> **Dataset records**
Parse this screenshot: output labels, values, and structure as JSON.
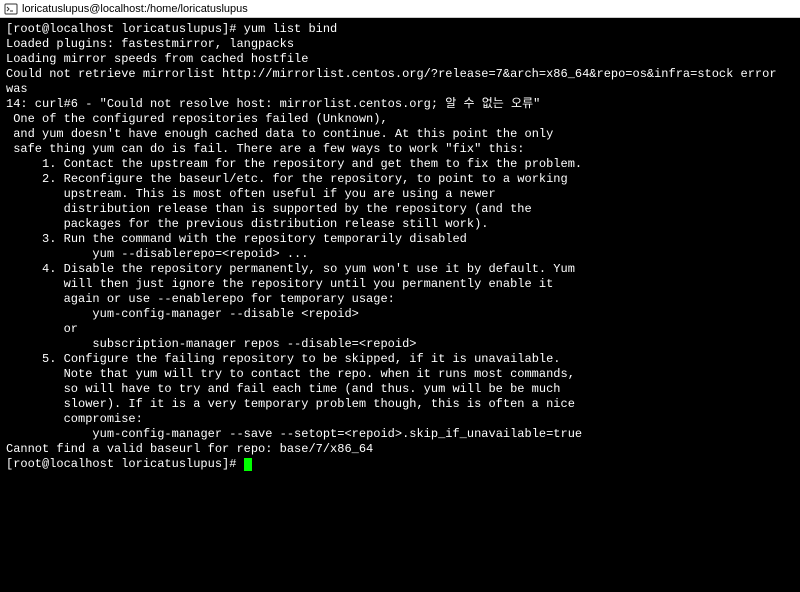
{
  "titlebar": {
    "title": "loricatuslupus@localhost:/home/loricatuslupus"
  },
  "terminal": {
    "prompt1": "[root@localhost loricatuslupus]# ",
    "command1": "yum list bind",
    "line1": "Loaded plugins: fastestmirror, langpacks",
    "line2": "Loading mirror speeds from cached hostfile",
    "line3": "Could not retrieve mirrorlist http://mirrorlist.centos.org/?release=7&arch=x86_64&repo=os&infra=stock error was",
    "line4": "14: curl#6 - \"Could not resolve host: mirrorlist.centos.org; 알 수 없는 오류\"",
    "blank1": "",
    "blank2": "",
    "err1": " One of the configured repositories failed (Unknown),",
    "err2": " and yum doesn't have enough cached data to continue. At this point the only",
    "err3": " safe thing yum can do is fail. There are a few ways to work \"fix\" this:",
    "blank3": "",
    "opt1": "     1. Contact the upstream for the repository and get them to fix the problem.",
    "blank4": "",
    "opt2a": "     2. Reconfigure the baseurl/etc. for the repository, to point to a working",
    "opt2b": "        upstream. This is most often useful if you are using a newer",
    "opt2c": "        distribution release than is supported by the repository (and the",
    "opt2d": "        packages for the previous distribution release still work).",
    "blank5": "",
    "opt3a": "     3. Run the command with the repository temporarily disabled",
    "opt3b": "            yum --disablerepo=<repoid> ...",
    "blank6": "",
    "opt4a": "     4. Disable the repository permanently, so yum won't use it by default. Yum",
    "opt4b": "        will then just ignore the repository until you permanently enable it",
    "opt4c": "        again or use --enablerepo for temporary usage:",
    "blank7": "",
    "opt4d": "            yum-config-manager --disable <repoid>",
    "opt4e": "        or",
    "opt4f": "            subscription-manager repos --disable=<repoid>",
    "blank8": "",
    "opt5a": "     5. Configure the failing repository to be skipped, if it is unavailable.",
    "opt5b": "        Note that yum will try to contact the repo. when it runs most commands,",
    "opt5c": "        so will have to try and fail each time (and thus. yum will be be much",
    "opt5d": "        slower). If it is a very temporary problem though, this is often a nice",
    "opt5e": "        compromise:",
    "blank9": "",
    "opt5f": "            yum-config-manager --save --setopt=<repoid>.skip_if_unavailable=true",
    "blank10": "",
    "err4": "Cannot find a valid baseurl for repo: base/7/x86_64",
    "prompt2": "[root@localhost loricatuslupus]# "
  }
}
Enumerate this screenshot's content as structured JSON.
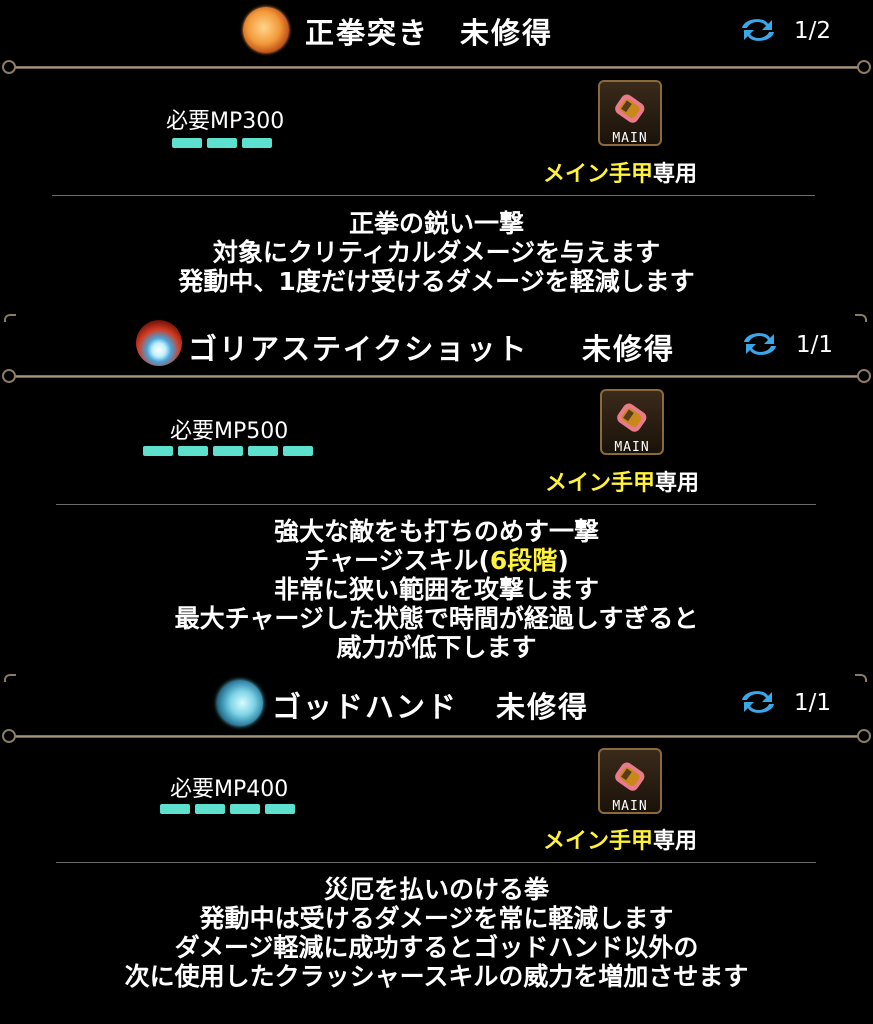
{
  "skills": [
    {
      "name": "正拳突き",
      "status": "未修得",
      "icon": "fist-icon",
      "page": "1/2",
      "mp_label": "必要MP300",
      "mp_segments": 3,
      "equip_tag": "MAIN",
      "equip_req_main": "メイン手甲",
      "equip_req_suffix": "専用",
      "desc": [
        "正拳の鋭い一撃",
        "対象にクリティカルダメージを与えます",
        "発動中、1度だけ受けるダメージを軽減します"
      ]
    },
    {
      "name": "ゴリアステイクショット",
      "status": "未修得",
      "icon": "gorilla-stake-icon",
      "page": "1/1",
      "mp_label": "必要MP500",
      "mp_segments": 5,
      "equip_tag": "MAIN",
      "equip_req_main": "メイン手甲",
      "equip_req_suffix": "専用",
      "desc": [
        "強大な敵をも打ちのめす一撃",
        "チャージスキル(",
        "6段階",
        ")",
        "非常に狭い範囲を攻撃します",
        "最大チャージした状態で時間が経過しすぎると",
        "威力が低下します"
      ]
    },
    {
      "name": "ゴッドハンド",
      "status": "未修得",
      "icon": "god-hand-icon",
      "page": "1/1",
      "mp_label": "必要MP400",
      "mp_segments": 4,
      "equip_tag": "MAIN",
      "equip_req_main": "メイン手甲",
      "equip_req_suffix": "専用",
      "desc": [
        "災厄を払いのける拳",
        "発動中は受けるダメージを常に軽減します",
        "ダメージ軽減に成功するとゴッドハンド以外の",
        "次に使用したクラッシャースキルの威力を増加させます"
      ]
    }
  ],
  "colors": {
    "mp_bar": "#5ee0cf",
    "highlight": "#fff23a",
    "frame": "#b9a58a"
  }
}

> **The problem**
Select every line in the records above that contains the word "centos".

> **Exercise response**
    "line3": "Could not retrieve mirrorlist http://mirrorlist.centos.org/?release=7&arch=x86_64&repo=os&infra=stock error was",
    "line4": "14: curl#6 - \"Could not resolve host: mirrorlist.centos.org; 알 수 없는 오류\"",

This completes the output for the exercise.